Data provided:
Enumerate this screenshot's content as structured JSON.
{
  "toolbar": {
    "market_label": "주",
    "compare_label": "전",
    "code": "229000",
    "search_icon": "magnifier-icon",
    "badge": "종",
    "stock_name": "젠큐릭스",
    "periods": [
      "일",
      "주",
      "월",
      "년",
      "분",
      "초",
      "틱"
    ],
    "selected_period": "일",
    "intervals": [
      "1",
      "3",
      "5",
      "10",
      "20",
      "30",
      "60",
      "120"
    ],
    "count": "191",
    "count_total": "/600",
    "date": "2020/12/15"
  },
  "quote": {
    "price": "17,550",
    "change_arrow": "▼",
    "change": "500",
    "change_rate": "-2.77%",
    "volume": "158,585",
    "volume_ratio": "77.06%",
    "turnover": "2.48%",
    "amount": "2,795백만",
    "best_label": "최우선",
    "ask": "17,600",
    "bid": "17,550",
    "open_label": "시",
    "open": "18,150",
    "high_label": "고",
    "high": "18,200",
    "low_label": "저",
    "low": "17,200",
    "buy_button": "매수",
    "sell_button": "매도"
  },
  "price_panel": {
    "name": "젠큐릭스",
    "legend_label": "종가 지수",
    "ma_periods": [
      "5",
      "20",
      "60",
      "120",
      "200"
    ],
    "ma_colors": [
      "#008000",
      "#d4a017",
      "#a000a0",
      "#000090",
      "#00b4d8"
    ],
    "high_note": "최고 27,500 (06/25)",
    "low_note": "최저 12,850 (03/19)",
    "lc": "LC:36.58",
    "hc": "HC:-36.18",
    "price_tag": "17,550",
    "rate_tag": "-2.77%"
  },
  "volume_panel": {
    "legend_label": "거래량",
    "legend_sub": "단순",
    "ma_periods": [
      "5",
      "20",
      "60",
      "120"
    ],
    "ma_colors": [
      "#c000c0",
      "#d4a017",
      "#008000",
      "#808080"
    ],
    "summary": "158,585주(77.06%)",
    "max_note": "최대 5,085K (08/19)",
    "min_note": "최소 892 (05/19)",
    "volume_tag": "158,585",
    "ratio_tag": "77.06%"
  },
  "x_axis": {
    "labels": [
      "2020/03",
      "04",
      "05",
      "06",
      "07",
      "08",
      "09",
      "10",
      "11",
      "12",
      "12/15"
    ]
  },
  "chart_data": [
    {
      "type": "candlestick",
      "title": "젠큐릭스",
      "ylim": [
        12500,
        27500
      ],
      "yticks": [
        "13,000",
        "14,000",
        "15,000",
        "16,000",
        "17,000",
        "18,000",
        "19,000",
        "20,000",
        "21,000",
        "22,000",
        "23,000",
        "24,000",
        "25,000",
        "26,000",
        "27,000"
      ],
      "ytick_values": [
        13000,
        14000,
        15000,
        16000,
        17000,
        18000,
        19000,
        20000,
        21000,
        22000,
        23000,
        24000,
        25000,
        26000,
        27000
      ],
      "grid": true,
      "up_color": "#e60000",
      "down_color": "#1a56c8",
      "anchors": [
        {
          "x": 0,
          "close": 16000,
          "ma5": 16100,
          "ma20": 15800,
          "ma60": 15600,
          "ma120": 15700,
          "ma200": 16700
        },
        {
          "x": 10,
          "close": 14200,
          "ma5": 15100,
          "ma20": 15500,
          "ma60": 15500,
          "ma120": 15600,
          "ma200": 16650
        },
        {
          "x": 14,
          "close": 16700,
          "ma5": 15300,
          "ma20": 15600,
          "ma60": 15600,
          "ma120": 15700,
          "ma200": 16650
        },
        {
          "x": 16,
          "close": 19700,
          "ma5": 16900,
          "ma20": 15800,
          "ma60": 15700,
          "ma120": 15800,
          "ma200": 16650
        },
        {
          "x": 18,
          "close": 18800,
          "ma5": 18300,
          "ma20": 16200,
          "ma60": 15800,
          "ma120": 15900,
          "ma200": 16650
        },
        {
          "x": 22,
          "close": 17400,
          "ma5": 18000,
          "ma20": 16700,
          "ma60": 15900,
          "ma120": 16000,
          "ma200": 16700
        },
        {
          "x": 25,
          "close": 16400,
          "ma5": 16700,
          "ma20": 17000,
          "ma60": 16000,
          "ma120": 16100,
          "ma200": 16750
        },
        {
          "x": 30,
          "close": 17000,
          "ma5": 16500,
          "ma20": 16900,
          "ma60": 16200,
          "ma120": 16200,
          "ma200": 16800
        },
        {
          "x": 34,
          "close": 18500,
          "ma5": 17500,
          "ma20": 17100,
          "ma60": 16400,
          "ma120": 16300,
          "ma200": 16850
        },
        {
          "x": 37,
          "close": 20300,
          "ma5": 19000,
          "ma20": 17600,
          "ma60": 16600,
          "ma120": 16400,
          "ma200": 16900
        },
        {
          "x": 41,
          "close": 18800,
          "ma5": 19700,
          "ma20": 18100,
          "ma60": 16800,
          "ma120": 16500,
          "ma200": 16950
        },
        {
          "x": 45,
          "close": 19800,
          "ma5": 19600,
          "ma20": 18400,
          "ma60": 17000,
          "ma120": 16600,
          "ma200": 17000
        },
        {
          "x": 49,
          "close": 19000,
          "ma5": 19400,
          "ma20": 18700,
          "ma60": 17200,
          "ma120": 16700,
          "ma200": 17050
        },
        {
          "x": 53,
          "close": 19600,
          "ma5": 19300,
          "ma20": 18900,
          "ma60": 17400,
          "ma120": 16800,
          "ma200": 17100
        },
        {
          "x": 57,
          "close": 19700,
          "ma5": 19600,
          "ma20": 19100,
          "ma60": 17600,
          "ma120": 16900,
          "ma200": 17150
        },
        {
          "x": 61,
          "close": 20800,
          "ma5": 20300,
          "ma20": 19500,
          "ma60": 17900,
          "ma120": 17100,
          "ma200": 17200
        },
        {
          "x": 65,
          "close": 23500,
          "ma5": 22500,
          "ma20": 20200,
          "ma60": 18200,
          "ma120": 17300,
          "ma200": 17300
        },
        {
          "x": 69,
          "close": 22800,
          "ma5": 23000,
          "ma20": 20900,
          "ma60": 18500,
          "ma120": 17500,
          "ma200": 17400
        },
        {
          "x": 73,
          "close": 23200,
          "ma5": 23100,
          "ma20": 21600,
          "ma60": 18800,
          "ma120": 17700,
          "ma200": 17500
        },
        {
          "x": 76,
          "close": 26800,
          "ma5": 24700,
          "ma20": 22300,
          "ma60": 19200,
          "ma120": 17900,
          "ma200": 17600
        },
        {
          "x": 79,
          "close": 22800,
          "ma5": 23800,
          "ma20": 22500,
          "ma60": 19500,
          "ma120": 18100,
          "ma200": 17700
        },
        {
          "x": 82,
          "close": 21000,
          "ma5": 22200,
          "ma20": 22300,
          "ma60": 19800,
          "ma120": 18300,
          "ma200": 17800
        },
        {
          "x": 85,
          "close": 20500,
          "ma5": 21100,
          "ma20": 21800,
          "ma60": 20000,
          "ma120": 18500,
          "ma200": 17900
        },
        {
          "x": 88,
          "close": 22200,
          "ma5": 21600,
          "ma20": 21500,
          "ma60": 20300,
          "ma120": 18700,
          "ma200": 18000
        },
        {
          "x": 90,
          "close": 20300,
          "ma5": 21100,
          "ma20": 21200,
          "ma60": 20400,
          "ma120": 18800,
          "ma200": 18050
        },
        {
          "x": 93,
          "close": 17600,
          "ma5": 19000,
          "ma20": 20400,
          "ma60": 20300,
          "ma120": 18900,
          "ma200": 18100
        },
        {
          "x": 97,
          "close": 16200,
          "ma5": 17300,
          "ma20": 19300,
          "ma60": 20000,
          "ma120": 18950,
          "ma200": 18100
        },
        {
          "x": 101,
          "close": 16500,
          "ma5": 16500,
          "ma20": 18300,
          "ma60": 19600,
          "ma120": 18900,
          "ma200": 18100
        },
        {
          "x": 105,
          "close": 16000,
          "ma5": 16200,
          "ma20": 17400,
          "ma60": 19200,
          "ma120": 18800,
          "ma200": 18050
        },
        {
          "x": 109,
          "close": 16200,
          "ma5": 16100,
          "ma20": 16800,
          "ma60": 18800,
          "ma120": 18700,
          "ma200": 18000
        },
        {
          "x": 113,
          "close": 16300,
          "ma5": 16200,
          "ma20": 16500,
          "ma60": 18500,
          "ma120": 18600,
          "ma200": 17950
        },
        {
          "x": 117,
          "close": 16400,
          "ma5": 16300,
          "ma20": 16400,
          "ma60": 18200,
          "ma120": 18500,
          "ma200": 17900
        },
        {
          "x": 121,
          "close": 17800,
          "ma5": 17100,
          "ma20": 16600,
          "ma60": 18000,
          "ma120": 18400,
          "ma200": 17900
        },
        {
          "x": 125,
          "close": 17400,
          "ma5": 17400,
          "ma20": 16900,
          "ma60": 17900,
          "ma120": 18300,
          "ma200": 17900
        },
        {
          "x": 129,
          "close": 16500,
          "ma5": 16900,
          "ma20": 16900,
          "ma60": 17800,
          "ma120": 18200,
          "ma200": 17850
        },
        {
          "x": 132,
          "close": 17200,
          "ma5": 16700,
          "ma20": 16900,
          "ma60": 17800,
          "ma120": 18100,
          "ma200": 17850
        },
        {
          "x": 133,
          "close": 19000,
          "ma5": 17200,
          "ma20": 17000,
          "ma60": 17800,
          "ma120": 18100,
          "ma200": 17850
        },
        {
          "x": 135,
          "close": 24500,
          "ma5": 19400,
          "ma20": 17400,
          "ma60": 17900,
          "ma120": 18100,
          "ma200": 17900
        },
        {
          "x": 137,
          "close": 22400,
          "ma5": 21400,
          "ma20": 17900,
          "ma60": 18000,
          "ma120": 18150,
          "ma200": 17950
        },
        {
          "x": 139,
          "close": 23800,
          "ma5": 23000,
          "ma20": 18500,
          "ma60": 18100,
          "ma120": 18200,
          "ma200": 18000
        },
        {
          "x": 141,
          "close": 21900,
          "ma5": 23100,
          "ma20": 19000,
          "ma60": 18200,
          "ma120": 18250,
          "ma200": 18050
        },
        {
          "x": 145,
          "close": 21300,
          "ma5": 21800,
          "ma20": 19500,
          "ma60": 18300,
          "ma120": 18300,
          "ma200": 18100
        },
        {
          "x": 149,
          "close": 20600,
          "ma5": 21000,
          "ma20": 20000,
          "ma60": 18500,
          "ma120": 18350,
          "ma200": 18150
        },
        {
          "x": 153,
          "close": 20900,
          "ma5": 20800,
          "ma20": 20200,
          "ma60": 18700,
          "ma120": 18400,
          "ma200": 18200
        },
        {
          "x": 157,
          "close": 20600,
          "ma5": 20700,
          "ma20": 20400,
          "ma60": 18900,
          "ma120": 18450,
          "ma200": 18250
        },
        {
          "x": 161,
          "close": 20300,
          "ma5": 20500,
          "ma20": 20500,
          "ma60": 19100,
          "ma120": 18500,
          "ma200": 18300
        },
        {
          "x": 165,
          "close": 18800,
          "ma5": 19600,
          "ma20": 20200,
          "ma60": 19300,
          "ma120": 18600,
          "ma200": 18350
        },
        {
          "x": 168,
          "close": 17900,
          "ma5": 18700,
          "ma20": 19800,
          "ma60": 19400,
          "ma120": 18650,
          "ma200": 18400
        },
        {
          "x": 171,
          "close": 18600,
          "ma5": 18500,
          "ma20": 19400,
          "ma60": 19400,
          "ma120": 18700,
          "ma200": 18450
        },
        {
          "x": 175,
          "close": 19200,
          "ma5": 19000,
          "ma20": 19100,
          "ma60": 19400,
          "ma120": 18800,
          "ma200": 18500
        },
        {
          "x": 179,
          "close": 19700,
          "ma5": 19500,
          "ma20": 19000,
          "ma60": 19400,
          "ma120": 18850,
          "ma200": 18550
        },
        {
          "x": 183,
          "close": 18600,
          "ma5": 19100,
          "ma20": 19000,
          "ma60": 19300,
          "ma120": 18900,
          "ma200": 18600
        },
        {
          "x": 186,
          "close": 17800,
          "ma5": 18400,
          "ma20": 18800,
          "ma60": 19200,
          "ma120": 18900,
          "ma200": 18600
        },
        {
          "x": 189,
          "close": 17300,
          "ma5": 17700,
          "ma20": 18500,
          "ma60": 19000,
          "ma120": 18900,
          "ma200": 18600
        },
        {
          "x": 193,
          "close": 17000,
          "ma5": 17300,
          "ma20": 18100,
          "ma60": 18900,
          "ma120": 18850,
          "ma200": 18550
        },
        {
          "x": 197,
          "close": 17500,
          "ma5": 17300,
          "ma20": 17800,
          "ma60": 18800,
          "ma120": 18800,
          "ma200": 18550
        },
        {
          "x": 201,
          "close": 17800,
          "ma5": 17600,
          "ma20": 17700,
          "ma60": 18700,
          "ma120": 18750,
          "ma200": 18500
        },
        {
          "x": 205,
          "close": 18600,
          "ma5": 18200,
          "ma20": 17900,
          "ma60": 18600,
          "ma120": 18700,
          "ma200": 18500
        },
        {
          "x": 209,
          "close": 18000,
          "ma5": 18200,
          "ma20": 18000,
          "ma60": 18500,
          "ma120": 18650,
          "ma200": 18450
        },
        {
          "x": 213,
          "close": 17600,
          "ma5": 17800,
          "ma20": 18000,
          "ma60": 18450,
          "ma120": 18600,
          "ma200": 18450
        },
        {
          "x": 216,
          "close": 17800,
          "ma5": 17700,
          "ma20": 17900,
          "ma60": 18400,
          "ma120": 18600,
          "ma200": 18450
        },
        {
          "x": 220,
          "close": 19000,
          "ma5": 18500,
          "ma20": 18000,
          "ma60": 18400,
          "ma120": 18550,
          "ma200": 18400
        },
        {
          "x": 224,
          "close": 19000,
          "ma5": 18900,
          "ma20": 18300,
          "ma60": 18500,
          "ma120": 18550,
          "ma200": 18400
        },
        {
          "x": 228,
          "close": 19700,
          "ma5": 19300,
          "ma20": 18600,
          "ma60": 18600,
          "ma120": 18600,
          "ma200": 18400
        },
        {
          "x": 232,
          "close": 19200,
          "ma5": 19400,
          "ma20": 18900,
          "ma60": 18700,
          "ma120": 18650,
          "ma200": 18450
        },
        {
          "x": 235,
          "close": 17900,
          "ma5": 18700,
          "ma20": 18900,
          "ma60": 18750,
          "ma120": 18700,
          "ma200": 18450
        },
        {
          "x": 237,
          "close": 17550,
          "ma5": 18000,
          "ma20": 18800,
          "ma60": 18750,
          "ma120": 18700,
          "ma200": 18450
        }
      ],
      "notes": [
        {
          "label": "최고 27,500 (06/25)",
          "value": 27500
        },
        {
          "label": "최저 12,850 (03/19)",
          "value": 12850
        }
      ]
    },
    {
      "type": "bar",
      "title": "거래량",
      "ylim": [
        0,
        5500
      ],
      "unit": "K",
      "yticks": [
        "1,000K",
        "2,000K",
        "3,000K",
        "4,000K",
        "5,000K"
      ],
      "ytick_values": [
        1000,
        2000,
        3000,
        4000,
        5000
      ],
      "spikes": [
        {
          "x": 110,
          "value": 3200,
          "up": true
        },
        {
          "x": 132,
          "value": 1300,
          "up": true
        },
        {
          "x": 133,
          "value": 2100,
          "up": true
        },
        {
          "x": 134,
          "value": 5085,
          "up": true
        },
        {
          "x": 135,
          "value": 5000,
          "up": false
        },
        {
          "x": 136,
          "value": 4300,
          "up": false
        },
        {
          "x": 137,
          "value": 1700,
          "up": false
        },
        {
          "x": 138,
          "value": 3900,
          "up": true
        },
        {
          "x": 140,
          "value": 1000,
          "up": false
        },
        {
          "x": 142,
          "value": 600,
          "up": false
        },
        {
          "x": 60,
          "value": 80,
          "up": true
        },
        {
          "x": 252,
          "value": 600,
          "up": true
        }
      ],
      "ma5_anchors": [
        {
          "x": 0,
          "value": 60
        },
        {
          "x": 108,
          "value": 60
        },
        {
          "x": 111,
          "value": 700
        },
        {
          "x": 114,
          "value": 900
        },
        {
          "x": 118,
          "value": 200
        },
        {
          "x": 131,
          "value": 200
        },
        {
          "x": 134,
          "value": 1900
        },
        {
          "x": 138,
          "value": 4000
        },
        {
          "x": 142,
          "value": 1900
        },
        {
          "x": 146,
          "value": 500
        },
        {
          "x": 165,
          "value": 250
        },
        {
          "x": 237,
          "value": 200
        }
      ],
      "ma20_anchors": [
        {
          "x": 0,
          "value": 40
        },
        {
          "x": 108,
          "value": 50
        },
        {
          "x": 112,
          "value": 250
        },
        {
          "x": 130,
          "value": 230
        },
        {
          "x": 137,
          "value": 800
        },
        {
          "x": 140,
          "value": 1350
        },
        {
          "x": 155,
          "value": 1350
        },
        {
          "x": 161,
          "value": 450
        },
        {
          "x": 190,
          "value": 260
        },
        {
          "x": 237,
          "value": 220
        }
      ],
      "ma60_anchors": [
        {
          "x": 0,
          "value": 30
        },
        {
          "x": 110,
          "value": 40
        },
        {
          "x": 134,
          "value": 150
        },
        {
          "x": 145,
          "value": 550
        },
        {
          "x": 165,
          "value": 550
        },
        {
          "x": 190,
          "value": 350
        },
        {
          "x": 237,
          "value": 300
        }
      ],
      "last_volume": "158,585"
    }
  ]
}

Direction: Collect, from the material above, every line containing the word "젠큐릭스".

Answer for this exercise:
    "stock_name": "젠큐릭스",
    "name": "젠큐릭스",
      "title": "젠큐릭스",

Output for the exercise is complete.